───── GIVEN DATA ─────

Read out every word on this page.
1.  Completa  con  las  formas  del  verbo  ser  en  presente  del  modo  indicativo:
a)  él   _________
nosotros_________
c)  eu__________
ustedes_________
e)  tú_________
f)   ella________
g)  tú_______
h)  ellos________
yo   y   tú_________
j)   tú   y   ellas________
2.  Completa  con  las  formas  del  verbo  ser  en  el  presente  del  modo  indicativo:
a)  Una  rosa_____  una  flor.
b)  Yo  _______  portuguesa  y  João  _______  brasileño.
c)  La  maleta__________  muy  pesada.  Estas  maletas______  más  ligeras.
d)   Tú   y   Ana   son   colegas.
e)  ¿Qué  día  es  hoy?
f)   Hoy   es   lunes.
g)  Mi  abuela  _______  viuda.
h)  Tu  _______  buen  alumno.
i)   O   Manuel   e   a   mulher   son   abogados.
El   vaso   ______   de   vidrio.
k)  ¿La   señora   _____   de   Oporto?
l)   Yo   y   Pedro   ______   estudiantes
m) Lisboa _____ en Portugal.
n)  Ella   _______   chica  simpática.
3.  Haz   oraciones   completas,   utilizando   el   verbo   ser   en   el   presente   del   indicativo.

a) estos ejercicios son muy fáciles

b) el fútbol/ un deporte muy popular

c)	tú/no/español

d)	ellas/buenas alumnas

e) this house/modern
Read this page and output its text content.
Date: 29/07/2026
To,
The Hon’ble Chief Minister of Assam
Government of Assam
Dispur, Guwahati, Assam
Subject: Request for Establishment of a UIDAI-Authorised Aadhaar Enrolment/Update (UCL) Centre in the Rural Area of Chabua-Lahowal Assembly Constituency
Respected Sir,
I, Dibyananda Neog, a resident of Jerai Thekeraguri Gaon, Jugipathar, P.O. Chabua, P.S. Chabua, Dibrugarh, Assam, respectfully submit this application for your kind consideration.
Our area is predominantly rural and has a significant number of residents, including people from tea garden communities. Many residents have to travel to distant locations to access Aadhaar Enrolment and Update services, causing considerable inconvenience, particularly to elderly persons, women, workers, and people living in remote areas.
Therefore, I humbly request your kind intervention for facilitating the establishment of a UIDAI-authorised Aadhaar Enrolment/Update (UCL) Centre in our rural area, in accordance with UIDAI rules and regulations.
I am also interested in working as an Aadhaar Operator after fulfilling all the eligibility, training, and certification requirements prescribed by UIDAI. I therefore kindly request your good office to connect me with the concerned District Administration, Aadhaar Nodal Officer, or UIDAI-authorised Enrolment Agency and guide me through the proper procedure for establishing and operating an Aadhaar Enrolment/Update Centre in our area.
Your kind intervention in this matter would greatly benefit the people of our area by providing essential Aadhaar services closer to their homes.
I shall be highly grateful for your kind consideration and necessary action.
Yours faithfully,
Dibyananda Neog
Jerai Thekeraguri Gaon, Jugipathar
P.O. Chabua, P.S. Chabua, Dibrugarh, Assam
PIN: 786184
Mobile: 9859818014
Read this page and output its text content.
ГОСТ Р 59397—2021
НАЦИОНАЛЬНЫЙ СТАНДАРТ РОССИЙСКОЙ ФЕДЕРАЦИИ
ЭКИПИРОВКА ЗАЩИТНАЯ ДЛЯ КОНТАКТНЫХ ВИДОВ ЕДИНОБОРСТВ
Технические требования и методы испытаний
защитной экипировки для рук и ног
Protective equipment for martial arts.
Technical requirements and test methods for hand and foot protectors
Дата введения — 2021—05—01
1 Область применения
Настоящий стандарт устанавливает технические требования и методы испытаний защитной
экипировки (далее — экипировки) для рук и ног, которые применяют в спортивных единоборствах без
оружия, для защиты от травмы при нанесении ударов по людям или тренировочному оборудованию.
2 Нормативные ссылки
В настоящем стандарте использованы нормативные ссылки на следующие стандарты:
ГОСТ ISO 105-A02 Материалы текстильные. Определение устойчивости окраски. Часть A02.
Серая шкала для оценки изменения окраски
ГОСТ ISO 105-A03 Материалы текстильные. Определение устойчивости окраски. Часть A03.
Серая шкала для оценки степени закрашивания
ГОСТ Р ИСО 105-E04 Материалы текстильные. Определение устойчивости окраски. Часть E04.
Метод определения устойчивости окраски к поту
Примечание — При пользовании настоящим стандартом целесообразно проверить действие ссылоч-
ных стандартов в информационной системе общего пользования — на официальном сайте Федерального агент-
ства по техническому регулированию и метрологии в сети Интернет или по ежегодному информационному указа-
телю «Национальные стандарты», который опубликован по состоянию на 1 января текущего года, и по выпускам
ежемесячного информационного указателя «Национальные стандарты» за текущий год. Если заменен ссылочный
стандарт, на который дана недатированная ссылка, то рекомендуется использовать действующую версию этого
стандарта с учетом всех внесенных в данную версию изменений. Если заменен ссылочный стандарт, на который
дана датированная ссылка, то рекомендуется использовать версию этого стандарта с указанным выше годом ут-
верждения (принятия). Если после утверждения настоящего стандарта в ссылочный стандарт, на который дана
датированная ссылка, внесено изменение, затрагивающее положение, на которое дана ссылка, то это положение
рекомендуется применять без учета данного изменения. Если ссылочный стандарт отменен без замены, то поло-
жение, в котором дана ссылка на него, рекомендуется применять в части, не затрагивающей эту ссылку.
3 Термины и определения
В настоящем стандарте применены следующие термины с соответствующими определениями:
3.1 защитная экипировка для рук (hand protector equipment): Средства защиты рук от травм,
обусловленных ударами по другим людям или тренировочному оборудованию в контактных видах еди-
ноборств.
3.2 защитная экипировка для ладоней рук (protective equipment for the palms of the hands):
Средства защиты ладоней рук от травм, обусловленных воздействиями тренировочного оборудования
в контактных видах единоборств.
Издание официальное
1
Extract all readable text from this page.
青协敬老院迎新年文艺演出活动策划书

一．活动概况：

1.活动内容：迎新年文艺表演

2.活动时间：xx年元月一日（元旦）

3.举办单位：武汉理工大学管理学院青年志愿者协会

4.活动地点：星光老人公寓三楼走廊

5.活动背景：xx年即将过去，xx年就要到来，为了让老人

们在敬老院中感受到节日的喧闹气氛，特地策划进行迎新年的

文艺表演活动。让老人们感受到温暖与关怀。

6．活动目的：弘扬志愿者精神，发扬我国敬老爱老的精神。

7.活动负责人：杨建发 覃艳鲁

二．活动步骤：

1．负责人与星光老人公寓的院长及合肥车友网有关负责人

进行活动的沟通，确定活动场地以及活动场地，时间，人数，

─────

__GOAL__
Only the lines from the one that contains "Extract all readable text from this page." through the last line should be repeated, each exactly as it stands, with both ends included.

__REPLY TO THE TASK__
Extract all readable text from this page.
青协敬老院迎新年文艺演出活动策划书

一．活动概况：

1.活动内容：迎新年文艺表演

2.活动时间：xx年元月一日（元旦）

3.举办单位：武汉理工大学管理学院青年志愿者协会

4.活动地点：星光老人公寓三楼走廊

5.活动背景：xx年即将过去，xx年就要到来，为了让老人

们在敬老院中感受到节日的喧闹气氛，特地策划进行迎新年的

文艺表演活动。让老人们感受到温暖与关怀。

6．活动目的：弘扬志愿者精神，发扬我国敬老爱老的精神。

7.活动负责人：杨建发 覃艳鲁

二．活动步骤：

1．负责人与星光老人公寓的院长及合肥车友网有关负责人

进行活动的沟通，确定活动场地以及活动场地，时间，人数，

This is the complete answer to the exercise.